■ **Task goal**: Drop all images and give the records again exactly.
________
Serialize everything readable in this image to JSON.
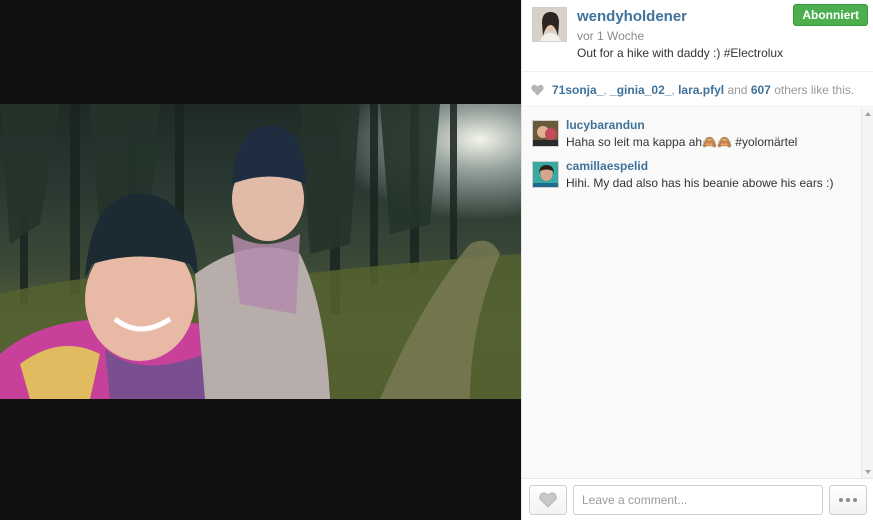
{
  "post": {
    "username": "wendyholdener",
    "time_ago": "vor 1 Woche",
    "caption": "Out for a hike with daddy :) #Electrolux",
    "follow_label": "Abonniert"
  },
  "likes": {
    "users": [
      "71sonja_",
      "_ginia_02_",
      "lara.pfyl"
    ],
    "separator": ", ",
    "and_text": " and ",
    "others_count": "607",
    "suffix": " others like this."
  },
  "comments": [
    {
      "user": "lucybarandun",
      "text": "Haha so leit ma kappa ah🙈🙈 #yolomärtel"
    },
    {
      "user": "camillaespelid",
      "text": "Hihi. My dad also has his beanie abowe his ears :)"
    }
  ],
  "footer": {
    "comment_placeholder": "Leave a comment..."
  },
  "colors": {
    "link": "#3f729b",
    "follow_button": "#4cae4c"
  },
  "icons": [
    "heart-icon",
    "heart-outline-icon",
    "more-options-icon"
  ]
}
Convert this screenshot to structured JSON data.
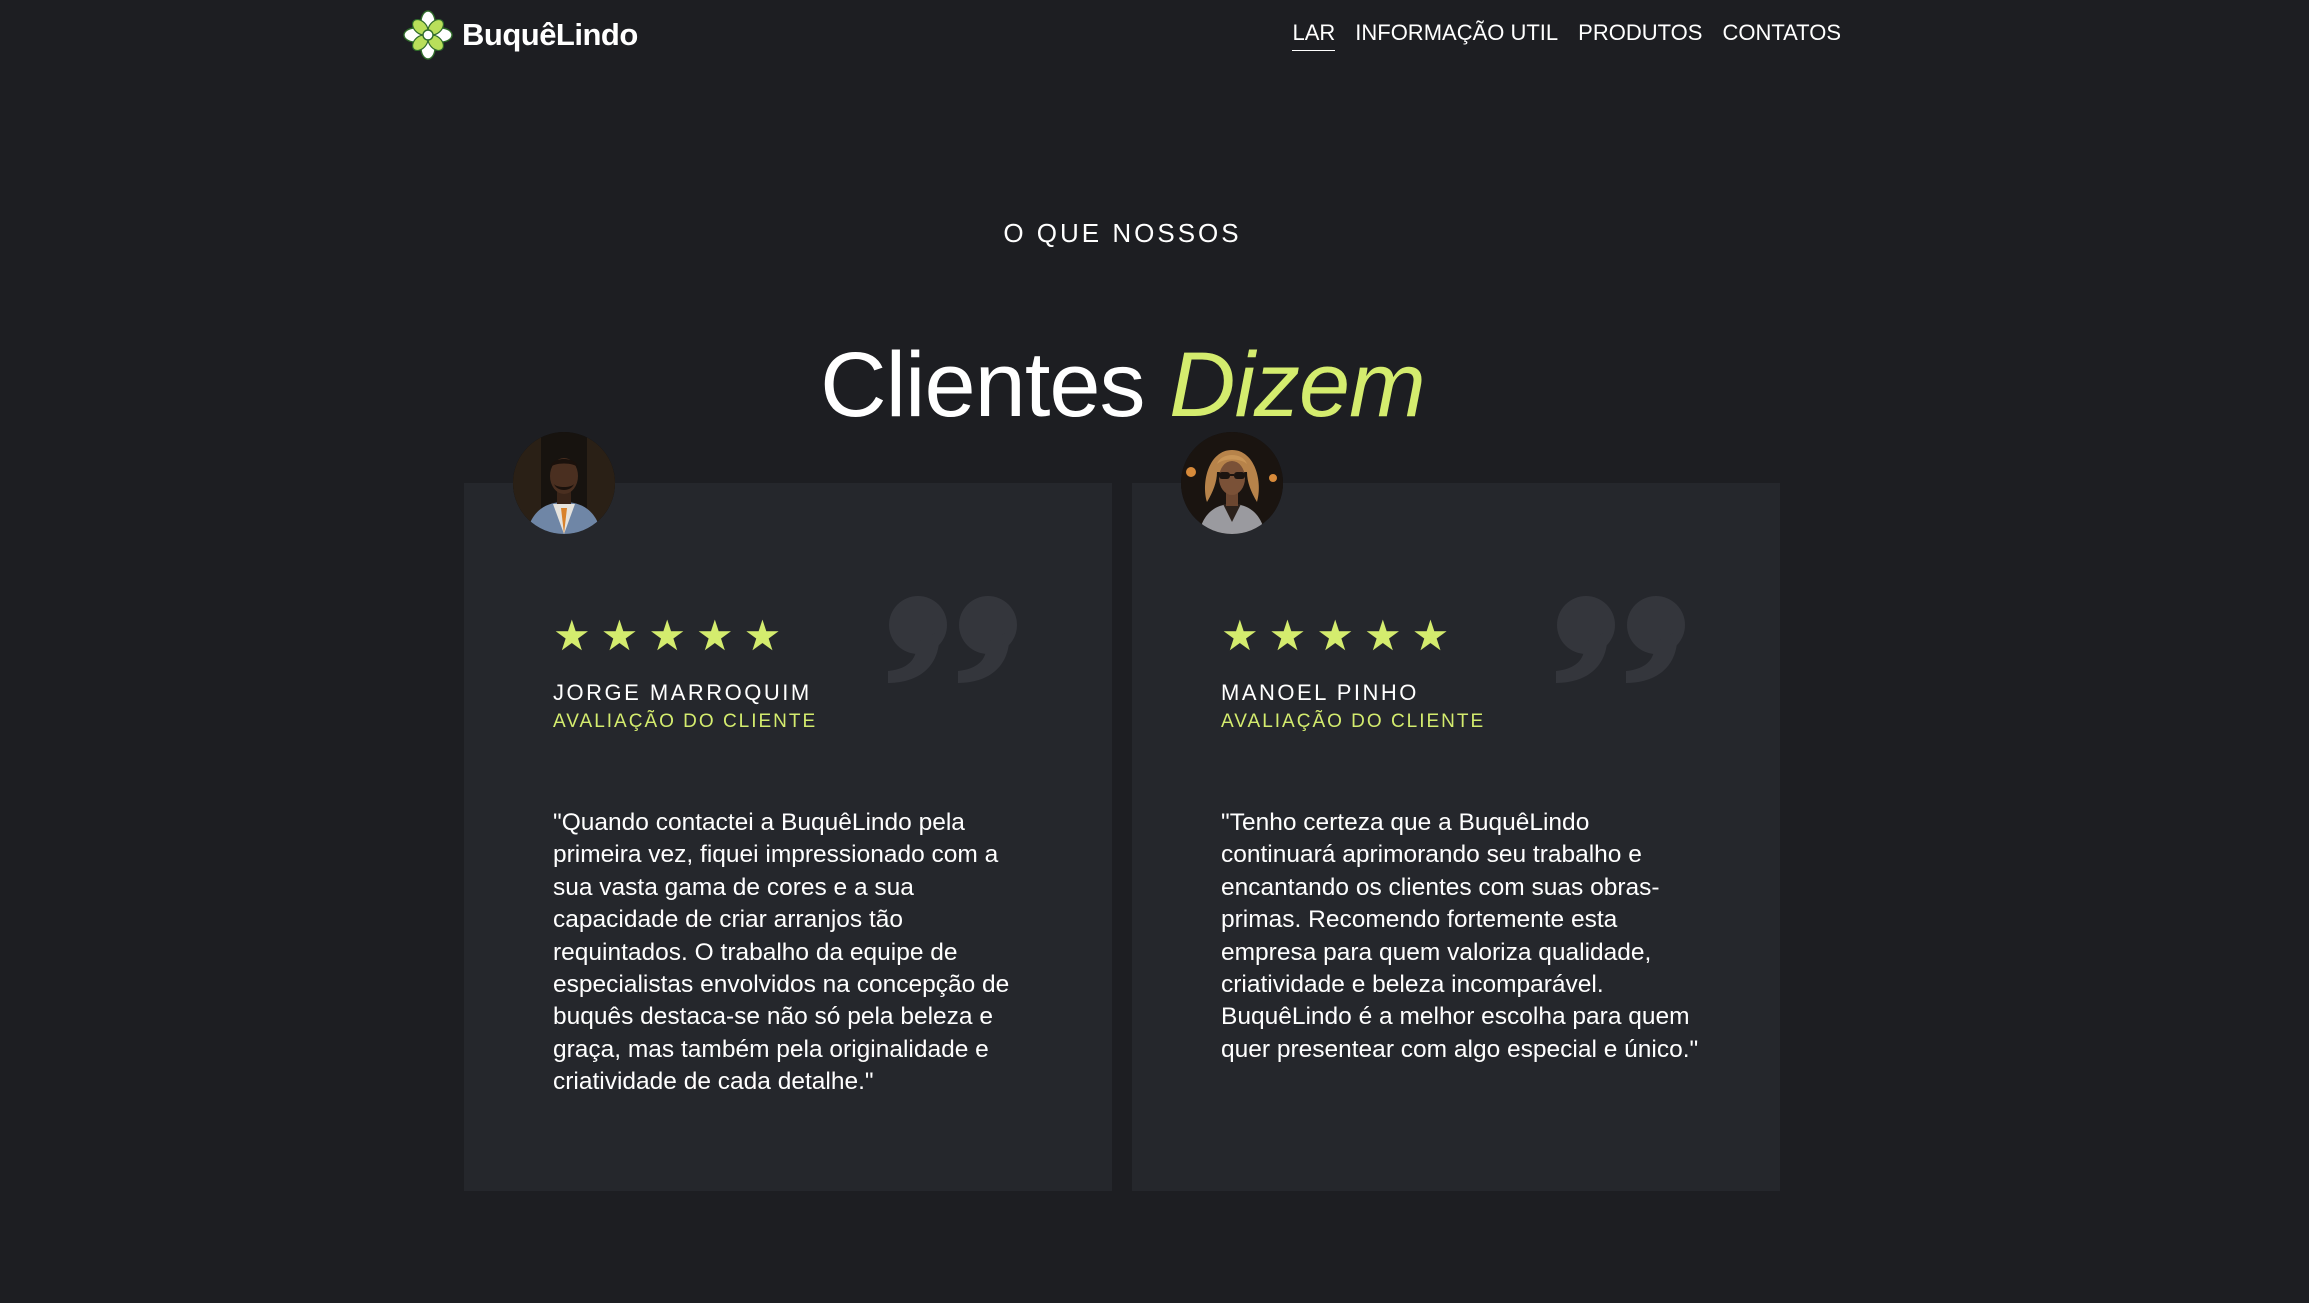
{
  "brand": {
    "name": "BuquêLindo",
    "logo_icon": "flower-logo-icon",
    "accent_color": "#d4ec6e"
  },
  "nav": {
    "items": [
      {
        "label": "LAR",
        "active": true
      },
      {
        "label": "INFORMAÇÃO UTIL",
        "active": false
      },
      {
        "label": "PRODUTOS",
        "active": false
      },
      {
        "label": "CONTATOS",
        "active": false
      }
    ]
  },
  "section": {
    "eyebrow": "O QUE NOSSOS",
    "title": "Clientes",
    "title_accent": "Dizem"
  },
  "testimonials": [
    {
      "name": "JORGE MARROQUIM",
      "role": "AVALIAÇÃO DO CLIENTE",
      "rating": 5,
      "avatar_icon": "avatar-photo",
      "text": "\"Quando contactei a BuquêLindo pela primeira vez, fiquei impressionado com a sua vasta gama de cores e a sua capacidade de criar arranjos tão requintados. O trabalho da equipe de especialistas envolvidos na concepção de buquês destaca-se não só pela beleza e graça, mas também pela originalidade e criatividade de cada detalhe.\""
    },
    {
      "name": "MANOEL PINHO",
      "role": "AVALIAÇÃO DO CLIENTE",
      "rating": 5,
      "avatar_icon": "avatar-photo",
      "text": "\"Tenho certeza que a BuquêLindo continuará aprimorando seu trabalho e encantando os clientes com suas obras-primas. Recomendo fortemente esta empresa para quem valoriza qualidade, criatividade e beleza incomparável. BuquêLindo é a melhor escolha para quem quer presentear com algo especial e único.\""
    }
  ]
}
________
■ **Right answer**:
Serialize everything readable in this image to JSON.
{
  "post": {
    "username": "wendyholdener",
    "time_ago": "vor 1 Woche",
    "caption": "Out for a hike with daddy :) #Electrolux",
    "follow_label": "Abonniert"
  },
  "likes": {
    "users": [
      "71sonja_",
      "_ginia_02_",
      "lara.pfyl"
    ],
    "separator": ", ",
    "and_text": " and ",
    "others_count": "607",
    "suffix": " others like this."
  },
  "comments": [
    {
      "user": "lucybarandun",
      "text": "Haha so leit ma kappa ah🙈🙈 #yolomärtel"
    },
    {
      "user": "camillaespelid",
      "text": "Hihi. My dad also has his beanie abowe his ears :)"
    }
  ],
  "footer": {
    "comment_placeholder": "Leave a comment..."
  },
  "colors": {
    "link": "#3f729b",
    "follow_button": "#4cae4c"
  },
  "icons": [
    "heart-icon",
    "heart-outline-icon",
    "more-options-icon"
  ]
}
Convert this screenshot to structured JSON data.
{
  "brand": {
    "name": "BuquêLindo",
    "logo_icon": "flower-logo-icon",
    "accent_color": "#d4ec6e"
  },
  "nav": {
    "items": [
      {
        "label": "LAR",
        "active": true
      },
      {
        "label": "INFORMAÇÃO UTIL",
        "active": false
      },
      {
        "label": "PRODUTOS",
        "active": false
      },
      {
        "label": "CONTATOS",
        "active": false
      }
    ]
  },
  "section": {
    "eyebrow": "O QUE NOSSOS",
    "title": "Clientes",
    "title_accent": "Dizem"
  },
  "testimonials": [
    {
      "name": "JORGE MARROQUIM",
      "role": "AVALIAÇÃO DO CLIENTE",
      "rating": 5,
      "avatar_icon": "avatar-photo",
      "text": "\"Quando contactei a BuquêLindo pela primeira vez, fiquei impressionado com a sua vasta gama de cores e a sua capacidade de criar arranjos tão requintados. O trabalho da equipe de especialistas envolvidos na concepção de buquês destaca-se não só pela beleza e graça, mas também pela originalidade e criatividade de cada detalhe.\""
    },
    {
      "name": "MANOEL PINHO",
      "role": "AVALIAÇÃO DO CLIENTE",
      "rating": 5,
      "avatar_icon": "avatar-photo",
      "text": "\"Tenho certeza que a BuquêLindo continuará aprimorando seu trabalho e encantando os clientes com suas obras-primas. Recomendo fortemente esta empresa para quem valoriza qualidade, criatividade e beleza incomparável. BuquêLindo é a melhor escolha para quem quer presentear com algo especial e único.\""
    }
  ]
}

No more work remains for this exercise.